Problem statement: Retype the listing that follows, word for word.
## BEGIN
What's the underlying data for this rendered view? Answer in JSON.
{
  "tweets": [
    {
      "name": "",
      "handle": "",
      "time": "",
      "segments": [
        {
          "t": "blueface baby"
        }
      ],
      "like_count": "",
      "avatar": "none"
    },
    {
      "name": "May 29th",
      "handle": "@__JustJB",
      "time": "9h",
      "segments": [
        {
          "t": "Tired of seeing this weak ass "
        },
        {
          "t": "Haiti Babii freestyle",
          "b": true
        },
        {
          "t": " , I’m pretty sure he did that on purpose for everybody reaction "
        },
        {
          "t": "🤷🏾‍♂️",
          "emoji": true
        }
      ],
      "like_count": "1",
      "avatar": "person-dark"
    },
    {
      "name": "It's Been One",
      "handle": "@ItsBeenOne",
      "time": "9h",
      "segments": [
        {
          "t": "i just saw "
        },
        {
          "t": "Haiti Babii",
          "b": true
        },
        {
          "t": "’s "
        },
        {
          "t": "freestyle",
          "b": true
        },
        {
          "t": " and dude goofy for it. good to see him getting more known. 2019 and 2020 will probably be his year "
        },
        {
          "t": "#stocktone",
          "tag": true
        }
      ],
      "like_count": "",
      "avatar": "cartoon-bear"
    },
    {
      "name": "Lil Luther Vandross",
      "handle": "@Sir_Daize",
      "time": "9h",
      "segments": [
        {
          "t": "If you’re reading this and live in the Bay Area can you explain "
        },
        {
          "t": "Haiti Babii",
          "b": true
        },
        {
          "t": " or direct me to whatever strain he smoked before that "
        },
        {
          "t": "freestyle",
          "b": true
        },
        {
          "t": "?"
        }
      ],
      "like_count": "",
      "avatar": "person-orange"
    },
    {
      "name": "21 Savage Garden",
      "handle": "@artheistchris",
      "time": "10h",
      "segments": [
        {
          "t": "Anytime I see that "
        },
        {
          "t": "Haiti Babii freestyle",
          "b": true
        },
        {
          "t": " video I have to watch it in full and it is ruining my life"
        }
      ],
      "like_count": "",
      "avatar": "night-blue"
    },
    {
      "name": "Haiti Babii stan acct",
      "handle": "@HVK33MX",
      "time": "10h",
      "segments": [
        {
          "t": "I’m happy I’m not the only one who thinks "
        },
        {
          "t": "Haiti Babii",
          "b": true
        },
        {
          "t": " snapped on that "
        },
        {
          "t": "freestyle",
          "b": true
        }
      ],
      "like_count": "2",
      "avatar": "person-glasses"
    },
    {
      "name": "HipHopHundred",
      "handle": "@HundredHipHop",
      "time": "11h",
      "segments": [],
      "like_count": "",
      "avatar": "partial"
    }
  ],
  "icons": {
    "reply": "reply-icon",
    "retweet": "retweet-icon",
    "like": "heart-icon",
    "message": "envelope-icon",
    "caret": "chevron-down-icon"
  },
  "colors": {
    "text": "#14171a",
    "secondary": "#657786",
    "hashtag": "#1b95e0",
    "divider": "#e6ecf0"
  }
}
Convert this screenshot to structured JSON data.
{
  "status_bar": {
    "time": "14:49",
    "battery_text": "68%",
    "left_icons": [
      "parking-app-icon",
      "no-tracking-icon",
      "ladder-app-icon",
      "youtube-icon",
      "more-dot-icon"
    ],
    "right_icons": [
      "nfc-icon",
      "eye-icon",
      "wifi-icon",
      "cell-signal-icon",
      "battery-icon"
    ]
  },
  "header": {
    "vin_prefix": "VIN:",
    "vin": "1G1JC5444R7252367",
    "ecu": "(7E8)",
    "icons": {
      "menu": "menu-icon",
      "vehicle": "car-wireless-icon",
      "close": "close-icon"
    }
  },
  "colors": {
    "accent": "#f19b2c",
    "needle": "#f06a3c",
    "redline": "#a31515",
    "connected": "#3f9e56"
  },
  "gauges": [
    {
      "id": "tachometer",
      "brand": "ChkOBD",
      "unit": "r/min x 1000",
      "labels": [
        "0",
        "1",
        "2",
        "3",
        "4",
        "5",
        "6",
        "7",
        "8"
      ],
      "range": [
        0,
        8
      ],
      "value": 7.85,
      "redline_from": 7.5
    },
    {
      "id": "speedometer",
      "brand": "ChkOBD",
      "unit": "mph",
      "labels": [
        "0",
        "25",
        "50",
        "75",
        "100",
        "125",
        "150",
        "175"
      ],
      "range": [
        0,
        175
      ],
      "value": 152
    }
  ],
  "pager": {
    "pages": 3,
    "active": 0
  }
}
## END
Completed exercise:
What's the underlying data for this rendered view? Answer in JSON.
{
  "tweets": [
    {
      "name": "",
      "handle": "",
      "time": "",
      "segments": [
        {
          "t": "blueface baby"
        }
      ],
      "like_count": "",
      "avatar": "none"
    },
    {
      "name": "May 29th",
      "handle": "@__JustJB",
      "time": "9h",
      "segments": [
        {
          "t": "Tired of seeing this weak ass "
        },
        {
          "t": "Haiti Babii freestyle",
          "b": true
        },
        {
          "t": " , I’m pretty sure he did that on purpose for everybody reaction "
        },
        {
          "t": "🤷🏾‍♂️",
          "emoji": true
        }
      ],
      "like_count": "1",
      "avatar": "person-dark"
    },
    {
      "name": "It's Been One",
      "handle": "@ItsBeenOne",
      "time": "9h",
      "segments": [
        {
          "t": "i just saw "
        },
        {
          "t": "Haiti Babii",
          "b": true
        },
        {
          "t": "’s "
        },
        {
          "t": "freestyle",
          "b": true
        },
        {
          "t": " and dude goofy for it. good to see him getting more known. 2019 and 2020 will probably be his year "
        },
        {
          "t": "#stocktone",
          "tag": true
        }
      ],
      "like_count": "",
      "avatar": "cartoon-bear"
    },
    {
      "name": "Lil Luther Vandross",
      "handle": "@Sir_Daize",
      "time": "9h",
      "segments": [
        {
          "t": "If you’re reading this and live in the Bay Area can you explain "
        },
        {
          "t": "Haiti Babii",
          "b": true
        },
        {
          "t": " or direct me to whatever strain he smoked before that "
        },
        {
          "t": "freestyle",
          "b": true
        },
        {
          "t": "?"
        }
      ],
      "like_count": "",
      "avatar": "person-orange"
    },
    {
      "name": "21 Savage Garden",
      "handle": "@artheistchris",
      "time": "10h",
      "segments": [
        {
          "t": "Anytime I see that "
        },
        {
          "t": "Haiti Babii freestyle",
          "b": true
        },
        {
          "t": " video I have to watch it in full and it is ruining my life"
        }
      ],
      "like_count": "",
      "avatar": "night-blue"
    },
    {
      "name": "Haiti Babii stan acct",
      "handle": "@HVK33MX",
      "time": "10h",
      "segments": [
        {
          "t": "I’m happy I’m not the only one who thinks "
        },
        {
          "t": "Haiti Babii",
          "b": true
        },
        {
          "t": " snapped on that "
        },
        {
          "t": "freestyle",
          "b": true
        }
      ],
      "like_count": "2",
      "avatar": "person-glasses"
    },
    {
      "name": "HipHopHundred",
      "handle": "@HundredHipHop",
      "time": "11h",
      "segments": [],
      "like_count": "",
      "avatar": "partial"
    }
  ],
  "icons": {
    "reply": "reply-icon",
    "retweet": "retweet-icon",
    "like": "heart-icon",
    "message": "envelope-icon",
    "caret": "chevron-down-icon"
  },
  "colors": {
    "text": "#14171a",
    "secondary": "#657786",
    "hashtag": "#1b95e0",
    "divider": "#e6ecf0"
  }
}
Convert this screenshot to structured JSON data.
{
  "status_bar": {
    "time": "14:49",
    "battery_text": "68%",
    "left_icons": [
      "parking-app-icon",
      "no-tracking-icon",
      "ladder-app-icon",
      "youtube-icon",
      "more-dot-icon"
    ],
    "right_icons": [
      "nfc-icon",
      "eye-icon",
      "wifi-icon",
      "cell-signal-icon",
      "battery-icon"
    ]
  },
  "header": {
    "vin_prefix": "VIN:",
    "vin": "1G1JC5444R7252367",
    "ecu": "(7E8)",
    "icons": {
      "menu": "menu-icon",
      "vehicle": "car-wireless-icon",
      "close": "close-icon"
    }
  },
  "colors": {
    "accent": "#f19b2c",
    "needle": "#f06a3c",
    "redline": "#a31515",
    "connected": "#3f9e56"
  },
  "gauges": [
    {
      "id": "tachometer",
      "brand": "ChkOBD",
      "unit": "r/min x 1000",
      "labels": [
        "0",
        "1",
        "2",
        "3",
        "4",
        "5",
        "6",
        "7",
        "8"
      ],
      "range": [
        0,
        8
      ],
      "value": 7.85,
      "redline_from": 7.5
    },
    {
      "id": "speedometer",
      "brand": "ChkOBD",
      "unit": "mph",
      "labels": [
        "0",
        "25",
        "50",
        "75",
        "100",
        "125",
        "150",
        "175"
      ],
      "range": [
        0,
        175
      ],
      "value": 152
    }
  ],
  "pager": {
    "pages": 3,
    "active": 0
  }
}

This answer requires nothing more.